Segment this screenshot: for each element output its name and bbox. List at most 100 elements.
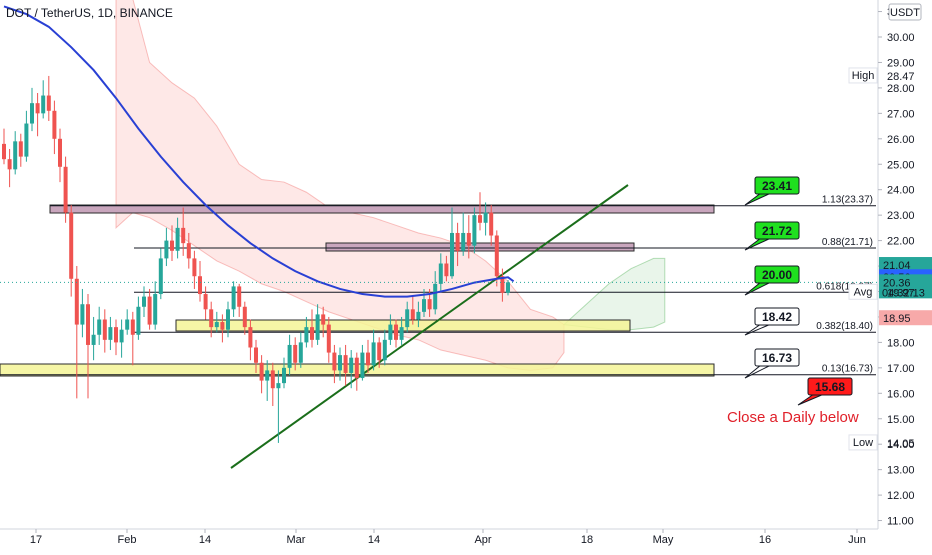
- price-tick-label: 29.00: [887, 57, 915, 69]
- price-tick-label: 25.00: [887, 159, 915, 171]
- candle: [192, 250, 197, 289]
- price-tags: High28.4721.0420.5620.3604:32:13Avg19.97…: [848, 67, 932, 451]
- candle-body: [2, 143, 6, 160]
- price-tag-countdown: 04:32:13: [882, 287, 925, 299]
- fib-label: 0.618(19.97): [816, 281, 873, 292]
- candle: [142, 286, 146, 317]
- price-tick-label: 11.00: [887, 516, 914, 528]
- price-tick-label: 23.00: [887, 210, 915, 222]
- candle: [388, 314, 393, 345]
- candle: [422, 288, 426, 317]
- close-daily-annotation: Close a Daily below: [727, 409, 859, 426]
- moving-average-line: [3, 5, 515, 298]
- candle: [377, 337, 382, 368]
- candle-body: [394, 324, 398, 340]
- candle-body: [366, 352, 370, 366]
- callout-box[interactable]: [754, 221, 800, 240]
- candle: [265, 360, 270, 401]
- time-axis[interactable]: 17 Feb 14 Mar 14 Apr 18 May 16 Jun: [30, 529, 866, 546]
- price-callouts[interactable]: 23.41 21.72 20.00 18.42 16.73 15.68: [744, 176, 853, 406]
- candle: [315, 304, 320, 345]
- price-tag-label-box: [848, 434, 878, 451]
- candle-body: [265, 370, 270, 381]
- candle-body: [7, 159, 12, 170]
- candle: [338, 347, 342, 381]
- callout-box[interactable]: [754, 307, 800, 326]
- candle-body: [455, 232, 460, 251]
- price-tag-label: Avg: [854, 286, 873, 298]
- price-tag-value: 14.05: [887, 438, 915, 450]
- resistance-zone-upper: [49, 204, 715, 214]
- candle-body: [338, 355, 342, 371]
- candle-body: [130, 319, 135, 335]
- price-callout[interactable]: 15.68: [797, 377, 853, 406]
- price-tick-label: 12.00: [887, 490, 915, 502]
- candle: [371, 329, 376, 371]
- time-tick-label: Apr: [474, 534, 491, 546]
- candle: [18, 133, 23, 167]
- candle: [102, 309, 107, 353]
- candle: [186, 232, 191, 269]
- callout-label: 21.72: [762, 224, 792, 238]
- callout-box[interactable]: [807, 377, 853, 396]
- callout-box[interactable]: [754, 348, 800, 367]
- candle-body: [371, 342, 376, 366]
- candle-body: [270, 370, 275, 389]
- candle: [136, 296, 141, 340]
- candle: [46, 75, 51, 121]
- candle: [461, 212, 466, 256]
- candle: [237, 283, 242, 317]
- candle: [354, 352, 359, 391]
- candle: [119, 319, 124, 358]
- price-tag-value: 18.95: [883, 313, 911, 325]
- price-tick-label: 16.00: [887, 388, 915, 400]
- candle: [164, 227, 169, 267]
- currency-button-label[interactable]: USDT: [890, 7, 920, 19]
- price-callout[interactable]: 23.41: [744, 176, 800, 206]
- candle: [276, 370, 281, 443]
- price-callout[interactable]: 18.42: [744, 307, 800, 336]
- candle: [108, 316, 113, 351]
- candle: [478, 192, 482, 231]
- price-tag: 21.04: [879, 257, 932, 273]
- price-tag: High 28.47: [848, 67, 915, 84]
- candle-body: [410, 309, 415, 320]
- time-tick-label: 14: [199, 534, 211, 546]
- resistance-zone-middle: [325, 242, 635, 252]
- candle-body: [74, 278, 79, 325]
- candle: [63, 156, 68, 223]
- candle: [2, 128, 6, 165]
- candle: [7, 148, 12, 188]
- currency-button[interactable]: USDT: [888, 3, 922, 21]
- candle-body: [450, 232, 454, 277]
- candle: [130, 311, 135, 366]
- candle-body: [343, 355, 348, 373]
- candle-body: [119, 329, 124, 343]
- candle-body: [360, 352, 365, 379]
- callout-box[interactable]: [754, 265, 800, 284]
- price-callout[interactable]: 20.00: [744, 265, 800, 296]
- candle-body: [35, 103, 40, 114]
- candle: [500, 268, 505, 302]
- trendline[interactable]: [230, 184, 629, 469]
- candle: [321, 306, 326, 338]
- candle-body: [102, 319, 107, 340]
- time-tick-label: 18: [581, 534, 593, 546]
- candle-body: [382, 339, 387, 361]
- price-callout[interactable]: 21.72: [744, 221, 800, 251]
- price-callout[interactable]: 16.73: [744, 348, 800, 379]
- candle: [242, 301, 247, 335]
- candle: [494, 230, 499, 287]
- candle-body: [198, 276, 202, 295]
- candle-body: [377, 342, 382, 361]
- candle-body: [489, 212, 494, 236]
- candle-body: [18, 141, 23, 157]
- candle: [13, 131, 18, 175]
- candle-body: [461, 232, 466, 251]
- ascending-trendline[interactable]: [230, 184, 629, 469]
- candle: [438, 253, 443, 292]
- currency-button-frame[interactable]: [888, 3, 922, 21]
- price-tick-label: 15.00: [887, 414, 915, 426]
- callout-box[interactable]: [754, 176, 800, 195]
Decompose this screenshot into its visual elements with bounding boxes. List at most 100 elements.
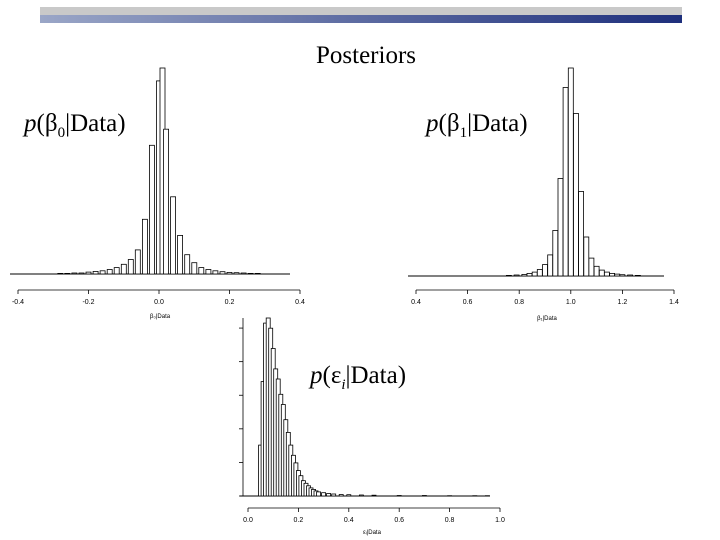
label-eps-rest: |Data) — [345, 362, 407, 389]
beta0-bar-20 — [191, 262, 198, 275]
beta1-bar-9 — [557, 178, 564, 277]
label-beta0-rest: |Data) — [65, 110, 126, 137]
beta0-bar-8 — [113, 267, 120, 275]
beta0-x-tick-label-4: 0.4 — [295, 299, 305, 306]
beta0-bar-5 — [92, 270, 99, 275]
beta0-bar-2 — [71, 272, 78, 275]
beta0-bar-25 — [226, 271, 233, 275]
beta1-bar-0 — [505, 274, 512, 277]
beta0-bar-17 — [170, 196, 177, 275]
beta1-bar-17 — [598, 269, 605, 277]
beta0-bar-19 — [184, 254, 191, 275]
beta0-bar-1 — [64, 272, 71, 275]
label-beta0-p: p — [24, 110, 37, 137]
beta1-bar-16 — [593, 265, 600, 277]
beta1-bar-15 — [588, 257, 595, 277]
beta0-bar-22 — [205, 269, 212, 275]
beta1-bar-22 — [627, 274, 633, 277]
beta1-x-tick-label-3: 1.0 — [566, 299, 576, 306]
beta0-bar-24 — [219, 271, 226, 275]
beta0-bar-21 — [198, 267, 205, 275]
beta0-x-axis-label: β₀|Data — [150, 314, 171, 320]
beta1-bar-13 — [578, 191, 584, 277]
beta1-bar-11 — [567, 67, 574, 277]
epsilon-bar-30 — [371, 494, 377, 497]
label-eps-subscript: i — [341, 377, 346, 393]
epsilon-bar-25 — [326, 493, 332, 497]
beta0-bar-6 — [99, 270, 106, 275]
label-beta0-posterior: p(β0|Data) — [24, 110, 126, 142]
label-beta0-symbol: β — [44, 110, 58, 137]
beta1-bar-23 — [635, 274, 641, 277]
label-epsilon-posterior: p(εi|Data) — [310, 362, 406, 394]
epsilon-bar-23 — [316, 491, 322, 497]
label-eps-symbol: ε — [330, 362, 342, 389]
beta1-bar-4 — [531, 271, 538, 277]
beta0-bar-9 — [120, 263, 127, 275]
epsilon-x-tick-label-2: 0.4 — [344, 517, 354, 524]
beta1-bar-18 — [604, 271, 610, 277]
epsilon-x-tick-label-1: 0.2 — [294, 517, 304, 524]
beta0-bar-26 — [233, 272, 240, 275]
beta0-x-tick-label-3: 0.2 — [225, 299, 235, 306]
beta1-bar-21 — [619, 274, 626, 277]
beta1-bar-12 — [573, 113, 579, 277]
slide-title: Posteriors — [316, 42, 416, 69]
beta0-bar-0 — [57, 272, 64, 275]
beta0-bar-18 — [177, 234, 184, 275]
beta1-x-axis-label: β₁|Data — [537, 316, 557, 322]
banner-top-stripe — [40, 7, 682, 15]
epsilon-bar-32 — [421, 495, 427, 497]
beta0-bar-23 — [212, 270, 219, 275]
epsilon-bar-31 — [396, 495, 402, 497]
beta0-bar-10 — [127, 259, 134, 275]
beta0-bar-28 — [247, 272, 254, 275]
beta0-bar-13 — [148, 144, 155, 275]
epsilon-x-tick-label-3: 0.6 — [394, 517, 404, 524]
label-beta1-open: ( — [438, 110, 447, 137]
beta1-bar-10 — [562, 87, 569, 277]
beta0-bar-16 — [163, 128, 170, 275]
beta0-x-tick-label-1: -0.2 — [82, 299, 94, 306]
beta0-x-tick-label-2: 0.0 — [154, 299, 164, 306]
beta0-bar-27 — [240, 272, 247, 275]
beta1-x-tick-label-1: 0.6 — [463, 299, 473, 306]
epsilon-bar-28 — [346, 494, 352, 497]
beta1-bar-5 — [536, 269, 543, 277]
beta1-bar-1 — [513, 274, 520, 277]
beta1-bar-7 — [547, 254, 554, 277]
beta1-bar-6 — [542, 264, 548, 277]
label-beta1-p: p — [426, 110, 439, 137]
epsilon-x-tick-label-5: 1.0 — [495, 517, 505, 524]
epsilon-bar-29 — [358, 494, 364, 497]
epsilon-x-tick-label-0: 0.0 — [243, 517, 253, 524]
epsilon-bar-27 — [338, 494, 344, 497]
epsilon-x-axis-label: εᵢ|Data — [363, 530, 382, 536]
banner-bottom-stripe — [40, 15, 682, 23]
beta0-bar-12 — [141, 218, 148, 275]
label-beta1-subscript: 1 — [459, 125, 468, 141]
beta0-bar-29 — [254, 272, 261, 275]
beta1-bar-14 — [583, 236, 590, 277]
beta1-x-tick-label-2: 0.8 — [514, 299, 524, 306]
beta1-bar-8 — [552, 230, 559, 277]
header-banner — [40, 7, 682, 23]
beta0-bar-3 — [78, 272, 85, 275]
beta0-x-tick-label-0: -0.4 — [12, 299, 24, 306]
label-beta1-rest: |Data) — [467, 110, 528, 137]
beta0-bar-4 — [85, 271, 92, 275]
label-beta0-open: ( — [36, 110, 45, 137]
beta1-x-tick-label-4: 1.2 — [618, 299, 628, 306]
beta0-bar-7 — [106, 269, 113, 275]
epsilon-bar-26 — [331, 493, 337, 497]
label-eps-p: p — [310, 362, 323, 389]
label-eps-open: ( — [322, 362, 331, 389]
epsilon-bar-24 — [321, 492, 327, 497]
epsilon-x-tick-label-4: 0.8 — [445, 517, 455, 524]
beta1-x-tick-label-0: 0.4 — [411, 299, 421, 306]
beta0-bar-11 — [134, 249, 141, 275]
label-beta1-symbol: β — [446, 110, 460, 137]
beta1-bar-3 — [526, 272, 533, 277]
beta1-bar-2 — [521, 273, 528, 277]
label-beta0-subscript: 0 — [57, 125, 66, 141]
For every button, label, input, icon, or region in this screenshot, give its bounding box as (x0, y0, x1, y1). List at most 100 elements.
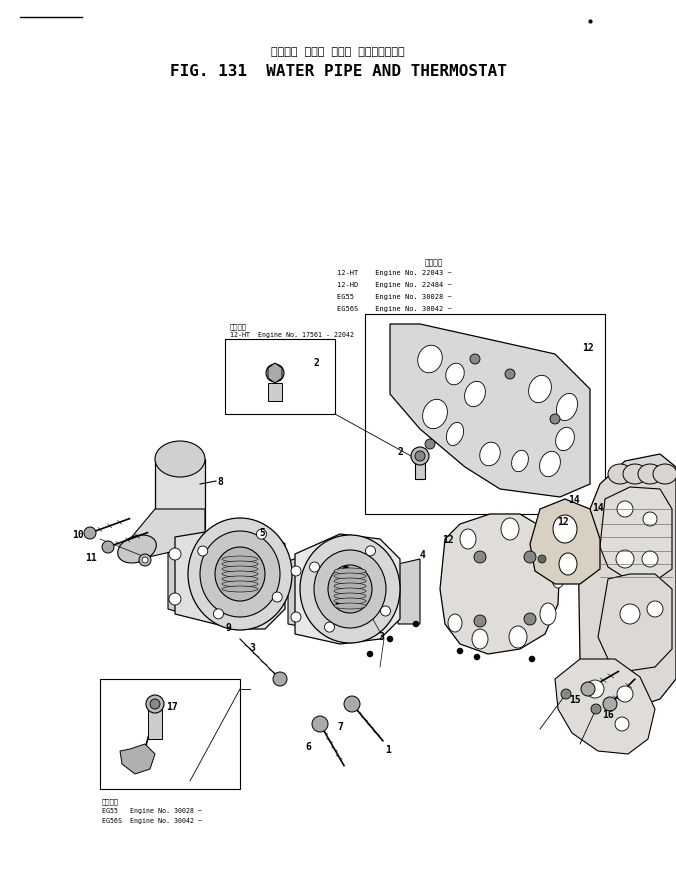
Text: 適用底番: 適用底番 (230, 323, 247, 329)
Ellipse shape (539, 452, 560, 477)
Ellipse shape (464, 382, 485, 407)
Circle shape (381, 607, 391, 616)
Circle shape (642, 551, 658, 567)
Ellipse shape (556, 394, 577, 421)
Circle shape (620, 604, 640, 624)
Circle shape (367, 651, 373, 658)
Text: 3: 3 (249, 643, 255, 652)
Circle shape (617, 687, 633, 702)
Ellipse shape (334, 579, 366, 585)
Ellipse shape (222, 572, 258, 578)
Bar (225, 340, 335, 414)
Ellipse shape (559, 553, 577, 575)
Ellipse shape (540, 603, 556, 625)
Ellipse shape (512, 450, 529, 472)
Circle shape (524, 614, 536, 625)
Circle shape (84, 528, 96, 539)
Circle shape (139, 554, 151, 566)
Circle shape (586, 680, 604, 698)
Circle shape (505, 370, 515, 379)
Ellipse shape (480, 443, 500, 466)
Circle shape (538, 556, 546, 564)
Circle shape (273, 673, 287, 687)
Polygon shape (398, 559, 420, 624)
Ellipse shape (422, 399, 448, 429)
Polygon shape (288, 557, 304, 627)
Text: 10: 10 (72, 529, 84, 539)
Text: EG55     Engine No. 30028 ~: EG55 Engine No. 30028 ~ (337, 293, 452, 299)
Ellipse shape (501, 518, 519, 540)
Circle shape (270, 369, 280, 378)
Text: 2: 2 (397, 447, 403, 457)
Circle shape (415, 451, 425, 462)
Circle shape (470, 355, 480, 364)
Polygon shape (120, 745, 155, 774)
Text: 14: 14 (592, 502, 604, 513)
Circle shape (198, 546, 208, 557)
Polygon shape (268, 363, 282, 384)
Circle shape (142, 558, 148, 564)
Text: 8: 8 (217, 477, 223, 486)
Text: 適用底番: 適用底番 (425, 258, 443, 267)
Bar (100, 680, 240, 789)
Circle shape (343, 566, 349, 572)
Ellipse shape (608, 464, 632, 485)
Text: EG55   Engine No. 30028 ~: EG55 Engine No. 30028 ~ (102, 807, 202, 813)
Ellipse shape (472, 630, 488, 649)
Text: 12: 12 (582, 342, 594, 353)
Circle shape (474, 615, 486, 627)
Circle shape (411, 448, 429, 465)
Circle shape (561, 689, 571, 699)
Ellipse shape (188, 518, 292, 630)
Text: 12-HT  Engine No. 17561 - 22042: 12-HT Engine No. 17561 - 22042 (230, 332, 354, 338)
Text: FIG. 131  WATER PIPE AND THERMOSTAT: FIG. 131 WATER PIPE AND THERMOSTAT (170, 64, 506, 79)
Polygon shape (600, 487, 672, 581)
Circle shape (413, 622, 419, 627)
Circle shape (615, 717, 629, 731)
Ellipse shape (623, 464, 647, 485)
Text: 3: 3 (378, 631, 384, 641)
Ellipse shape (300, 536, 400, 644)
Ellipse shape (460, 529, 476, 550)
Polygon shape (555, 659, 655, 754)
Ellipse shape (529, 376, 552, 403)
Text: 5: 5 (259, 528, 265, 537)
Circle shape (581, 682, 595, 696)
Ellipse shape (222, 566, 258, 572)
Ellipse shape (155, 442, 205, 478)
Ellipse shape (222, 557, 258, 563)
Circle shape (387, 637, 393, 643)
Ellipse shape (418, 346, 442, 373)
Circle shape (310, 563, 320, 572)
Ellipse shape (446, 423, 464, 446)
Ellipse shape (222, 561, 258, 567)
Circle shape (291, 566, 301, 576)
Polygon shape (175, 528, 285, 630)
Circle shape (344, 696, 360, 712)
Text: 12: 12 (442, 535, 454, 544)
Polygon shape (130, 509, 205, 559)
Text: 12-HT    Engine No. 22043 ~: 12-HT Engine No. 22043 ~ (337, 270, 452, 276)
Text: EG56S  Engine No. 30042 ~: EG56S Engine No. 30042 ~ (102, 817, 202, 823)
Text: 6: 6 (305, 741, 311, 752)
Circle shape (474, 551, 486, 564)
Text: 15: 15 (569, 694, 581, 704)
Ellipse shape (228, 561, 252, 587)
Text: 17: 17 (166, 702, 178, 711)
Circle shape (312, 716, 328, 732)
Circle shape (550, 414, 560, 425)
Polygon shape (598, 574, 672, 672)
Ellipse shape (340, 579, 360, 601)
Text: EG56S    Engine No. 30042 ~: EG56S Engine No. 30042 ~ (337, 306, 452, 312)
Circle shape (647, 601, 663, 617)
Polygon shape (440, 515, 560, 654)
Circle shape (256, 529, 266, 540)
Text: ウォータ  パイプ  および  サーモスタット: ウォータ パイプ および サーモスタット (271, 47, 405, 57)
Ellipse shape (222, 576, 258, 582)
Ellipse shape (334, 568, 366, 574)
Circle shape (102, 542, 114, 553)
Text: 9: 9 (225, 623, 231, 632)
Ellipse shape (509, 626, 527, 648)
Ellipse shape (538, 537, 552, 558)
Polygon shape (530, 500, 600, 585)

*Aim of the task*.
Rewrite the entries starting at the line that has "Text: 適用底番: 適用底番 (230, 323, 247, 329)" and ending after the line that has "Ellipse shape (222, 572, 258, 578)", changing every "Circle shape" to "Circle marker" and leaving everything else the same.

*Answer*.
Text: 適用底番: 適用底番 (230, 323, 247, 329)
Ellipse shape (539, 452, 560, 477)
Ellipse shape (464, 382, 485, 407)
Circle marker (381, 607, 391, 616)
Circle marker (642, 551, 658, 567)
Ellipse shape (556, 394, 577, 421)
Circle marker (620, 604, 640, 624)
Circle marker (367, 651, 373, 658)
Text: 3: 3 (249, 643, 255, 652)
Circle marker (617, 687, 633, 702)
Ellipse shape (334, 579, 366, 585)
Ellipse shape (222, 572, 258, 578)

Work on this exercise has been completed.